[start]

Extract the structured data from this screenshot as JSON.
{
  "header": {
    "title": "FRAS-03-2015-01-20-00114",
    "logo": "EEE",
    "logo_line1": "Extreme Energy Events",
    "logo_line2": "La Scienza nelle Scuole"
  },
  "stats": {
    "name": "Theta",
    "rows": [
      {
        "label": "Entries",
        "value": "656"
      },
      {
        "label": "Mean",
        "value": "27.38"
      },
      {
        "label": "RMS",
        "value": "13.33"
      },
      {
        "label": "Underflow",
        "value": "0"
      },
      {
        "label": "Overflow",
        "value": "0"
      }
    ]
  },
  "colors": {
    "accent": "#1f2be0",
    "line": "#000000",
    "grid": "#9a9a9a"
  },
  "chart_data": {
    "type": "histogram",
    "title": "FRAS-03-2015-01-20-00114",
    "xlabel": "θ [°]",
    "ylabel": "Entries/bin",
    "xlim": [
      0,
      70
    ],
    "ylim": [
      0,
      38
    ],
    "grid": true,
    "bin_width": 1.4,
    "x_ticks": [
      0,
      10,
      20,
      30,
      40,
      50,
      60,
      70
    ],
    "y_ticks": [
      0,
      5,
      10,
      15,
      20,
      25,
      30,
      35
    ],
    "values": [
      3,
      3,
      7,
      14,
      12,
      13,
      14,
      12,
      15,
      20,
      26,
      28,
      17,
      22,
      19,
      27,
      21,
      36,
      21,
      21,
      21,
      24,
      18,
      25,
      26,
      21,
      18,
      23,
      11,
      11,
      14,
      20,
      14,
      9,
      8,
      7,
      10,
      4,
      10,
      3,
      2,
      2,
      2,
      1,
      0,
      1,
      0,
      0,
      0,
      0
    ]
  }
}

[end]

Your task is to output all of the data above word for word.

Extract the structured data from this screenshot as JSON.
{
  "header": {
    "title": "FRAS-03-2015-01-20-00114",
    "logo": "EEE",
    "logo_line1": "Extreme Energy Events",
    "logo_line2": "La Scienza nelle Scuole"
  },
  "stats": {
    "name": "Theta",
    "rows": [
      {
        "label": "Entries",
        "value": "656"
      },
      {
        "label": "Mean",
        "value": "27.38"
      },
      {
        "label": "RMS",
        "value": "13.33"
      },
      {
        "label": "Underflow",
        "value": "0"
      },
      {
        "label": "Overflow",
        "value": "0"
      }
    ]
  },
  "colors": {
    "accent": "#1f2be0",
    "line": "#000000",
    "grid": "#9a9a9a"
  },
  "chart_data": {
    "type": "histogram",
    "title": "FRAS-03-2015-01-20-00114",
    "xlabel": "θ [°]",
    "ylabel": "Entries/bin",
    "xlim": [
      0,
      70
    ],
    "ylim": [
      0,
      38
    ],
    "grid": true,
    "bin_width": 1.4,
    "x_ticks": [
      0,
      10,
      20,
      30,
      40,
      50,
      60,
      70
    ],
    "y_ticks": [
      0,
      5,
      10,
      15,
      20,
      25,
      30,
      35
    ],
    "values": [
      3,
      3,
      7,
      14,
      12,
      13,
      14,
      12,
      15,
      20,
      26,
      28,
      17,
      22,
      19,
      27,
      21,
      36,
      21,
      21,
      21,
      24,
      18,
      25,
      26,
      21,
      18,
      23,
      11,
      11,
      14,
      20,
      14,
      9,
      8,
      7,
      10,
      4,
      10,
      3,
      2,
      2,
      2,
      1,
      0,
      1,
      0,
      0,
      0,
      0
    ]
  }
}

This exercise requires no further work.